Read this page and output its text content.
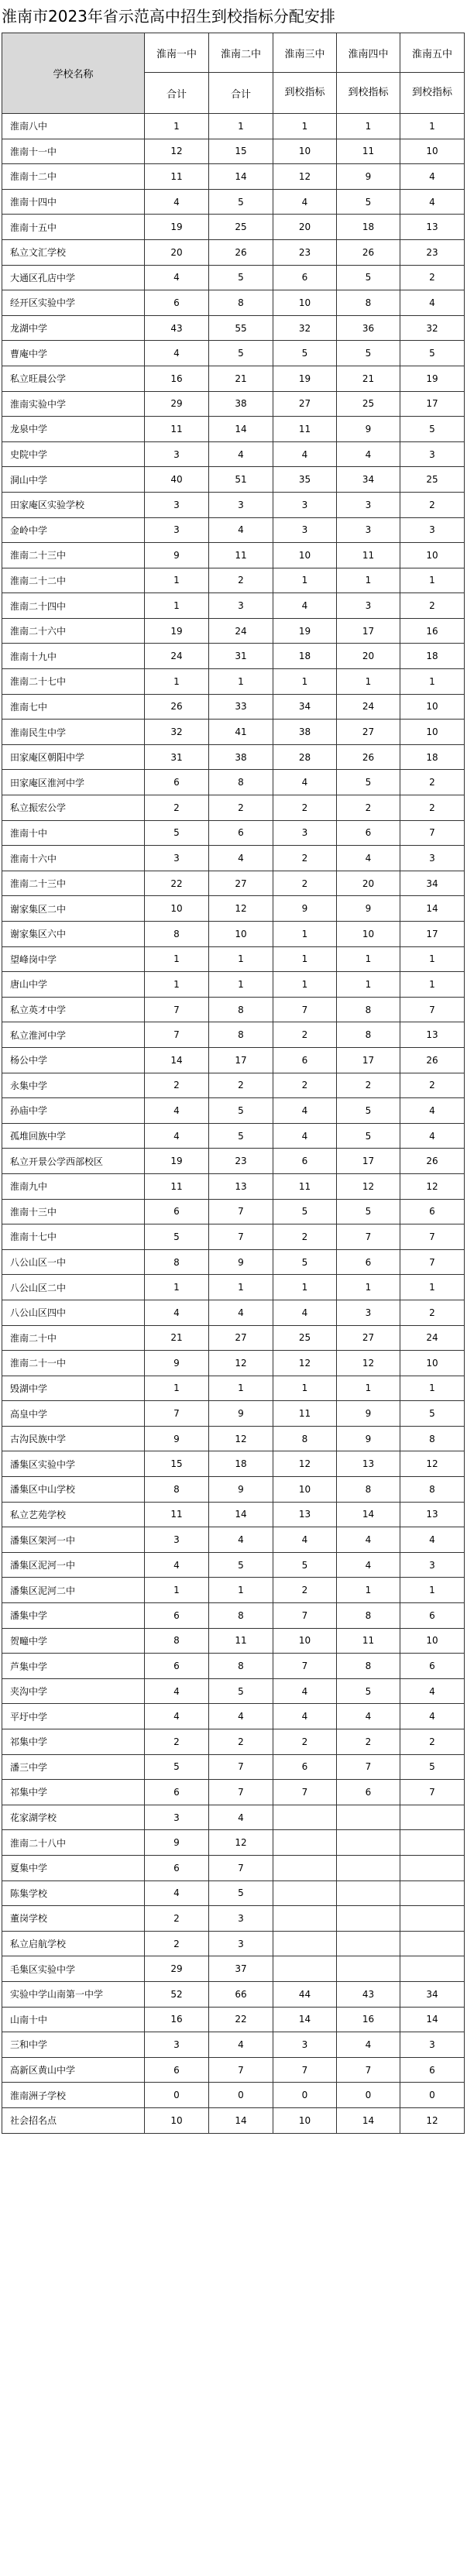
淮南市2023年省示范高中招生到校指标分配安排
学校名称	淮南一中	淮南二中	淮南三中	淮南四中	淮南五中
	合计	合计	到校指标	到校指标	到校指标
淮南八中	1	1	1	1	1
淮南十一中	12	15	10	11	10
淮南十二中	11	14	12	9	4
淮南十四中	4	5	4	5	4
淮南十五中	19	25	20	18	13
私立文汇学校	20	26	23	26	23
大通区孔店中学	4	5	6	5	2
经开区实验中学	6	8	10	8	4
龙湖中学	43	55	32	36	32
曹庵中学	4	5	5	5	5
私立旺晨公学	16	21	19	21	19
淮南实验中学	29	38	27	25	17
龙泉中学	11	14	11	9	5
史院中学	3	4	4	4	3
洞山中学	40	51	35	34	25
田家庵区实验学校	3	3	3	3	2
金岭中学	3	4	3	3	3
淮南二十三中	9	11	10	11	10
淮南二十二中	1	2	1	1	1
淮南二十四中	1	3	4	3	2
淮南二十六中	19	24	19	17	16
淮南十九中	24	31	18	20	18
淮南二十七中	1	1	1	1	1
淮南七中	26	33	34	24	10
淮南民生中学	32	41	38	27	10
田家庵区朝阳中学	31	38	28	26	18
田家庵区淮河中学	6	8	4	5	2
私立振宏公学	2	2	2	2	2
淮南十中	5	6	3	6	7
淮南十六中	3	4	2	4	3
淮南二十三中	22	27	2	20	34
谢家集区二中	10	12	9	9	14
谢家集区六中	8	10	1	10	17
望峰岗中学	1	1	1	1	1
唐山中学	1	1	1	1	1
私立英才中学	7	8	7	8	7
私立淮河中学	7	8	2	8	13
杨公中学	14	17	6	17	26
永集中学	2	2	2	2	2
孙庙中学	4	5	4	5	4
孤堆回族中学	4	5	4	5	4
私立开景公学西部校区	19	23	6	17	26
淮南九中	11	13	11	12	12
淮南十三中	6	7	5	5	6
淮南十七中	5	7	2	7	7
八公山区一中	8	9	5	6	7
八公山区二中	1	1	1	1	1
八公山区四中	4	4	4	3	2
淮南二十中	21	27	25	27	24
淮南二十一中	9	12	12	12	10
毁湖中学	1	1	1	1	1
高皇中学	7	9	11	9	5
古沟民族中学	9	12	8	9	8
潘集区实验中学	15	18	12	13	12
潘集区中山学校	8	9	10	8	8
私立艺苑学校	11	14	13	14	13
潘集区架河一中	3	4	4	4	4
潘集区泥河一中	4	5	5	4	3
潘集区泥河二中	1	1	2	1	1
潘集中学	6	8	7	8	6
贺疃中学	8	11	10	11	10
芦集中学	6	8	7	8	6
夹沟中学	4	5	4	5	4
平圩中学	4	4	4	4	4
祁集中学	2	2	2	2	2
潘三中学	5	7	6	7	5
祁集中学	6	7	7	6	7
花家湖学校	3	4			
淮南二十八中	9	12			
夏集中学	6	7			
陈集学校	4	5			
董岗学校	2	3			
私立启航学校	2	3			
毛集区实验中学	29	37			
实验中学山南第一中学	52	66	44	43	34
山南十中	16	22	14	16	14
三和中学	3	4	3	4	3
高新区黄山中学	6	7	7	7	6
淮南洲子学校	0	0	0	0	0
社会招名点	10	14	10	14	12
• • •
◆ JOB ◆
Write the lines above out again exactly, without any of their pictures.

◆ WRITTEN SOLUTION ◆
Read this page and output its text content.
淮南市2023年省示范高中招生到校指标分配安排
学校名称	淮南一中	淮南二中	淮南三中	淮南四中	淮南五中
	合计	合计	到校指标	到校指标	到校指标
淮南八中	1	1	1	1	1
淮南十一中	12	15	10	11	10
淮南十二中	11	14	12	9	4
淮南十四中	4	5	4	5	4
淮南十五中	19	25	20	18	13
私立文汇学校	20	26	23	26	23
大通区孔店中学	4	5	6	5	2
经开区实验中学	6	8	10	8	4
龙湖中学	43	55	32	36	32
曹庵中学	4	5	5	5	5
私立旺晨公学	16	21	19	21	19
淮南实验中学	29	38	27	25	17
龙泉中学	11	14	11	9	5
史院中学	3	4	4	4	3
洞山中学	40	51	35	34	25
田家庵区实验学校	3	3	3	3	2
金岭中学	3	4	3	3	3
淮南二十三中	9	11	10	11	10
淮南二十二中	1	2	1	1	1
淮南二十四中	1	3	4	3	2
淮南二十六中	19	24	19	17	16
淮南十九中	24	31	18	20	18
淮南二十七中	1	1	1	1	1
淮南七中	26	33	34	24	10
淮南民生中学	32	41	38	27	10
田家庵区朝阳中学	31	38	28	26	18
田家庵区淮河中学	6	8	4	5	2
私立振宏公学	2	2	2	2	2
淮南十中	5	6	3	6	7
淮南十六中	3	4	2	4	3
淮南二十三中	22	27	2	20	34
谢家集区二中	10	12	9	9	14
谢家集区六中	8	10	1	10	17
望峰岗中学	1	1	1	1	1
唐山中学	1	1	1	1	1
私立英才中学	7	8	7	8	7
私立淮河中学	7	8	2	8	13
杨公中学	14	17	6	17	26
永集中学	2	2	2	2	2
孙庙中学	4	5	4	5	4
孤堆回族中学	4	5	4	5	4
私立开景公学西部校区	19	23	6	17	26
淮南九中	11	13	11	12	12
淮南十三中	6	7	5	5	6
淮南十七中	5	7	2	7	7
八公山区一中	8	9	5	6	7
八公山区二中	1	1	1	1	1
八公山区四中	4	4	4	3	2
淮南二十中	21	27	25	27	24
淮南二十一中	9	12	12	12	10
毁湖中学	1	1	1	1	1
高皇中学	7	9	11	9	5
古沟民族中学	9	12	8	9	8
潘集区实验中学	15	18	12	13	12
潘集区中山学校	8	9	10	8	8
私立艺苑学校	11	14	13	14	13
潘集区架河一中	3	4	4	4	4
潘集区泥河一中	4	5	5	4	3
潘集区泥河二中	1	1	2	1	1
潘集中学	6	8	7	8	6
贺疃中学	8	11	10	11	10
芦集中学	6	8	7	8	6
夹沟中学	4	5	4	5	4
平圩中学	4	4	4	4	4
祁集中学	2	2	2	2	2
潘三中学	5	7	6	7	5
祁集中学	6	7	7	6	7
花家湖学校	3	4			
淮南二十八中	9	12			
夏集中学	6	7			
陈集学校	4	5			
董岗学校	2	3			
私立启航学校	2	3			
毛集区实验中学	29	37			
实验中学山南第一中学	52	66	44	43	34
山南十中	16	22	14	16	14
三和中学	3	4	3	4	3
高新区黄山中学	6	7	7	7	6
淮南洲子学校	0	0	0	0	0
社会招名点	10	14	10	14	12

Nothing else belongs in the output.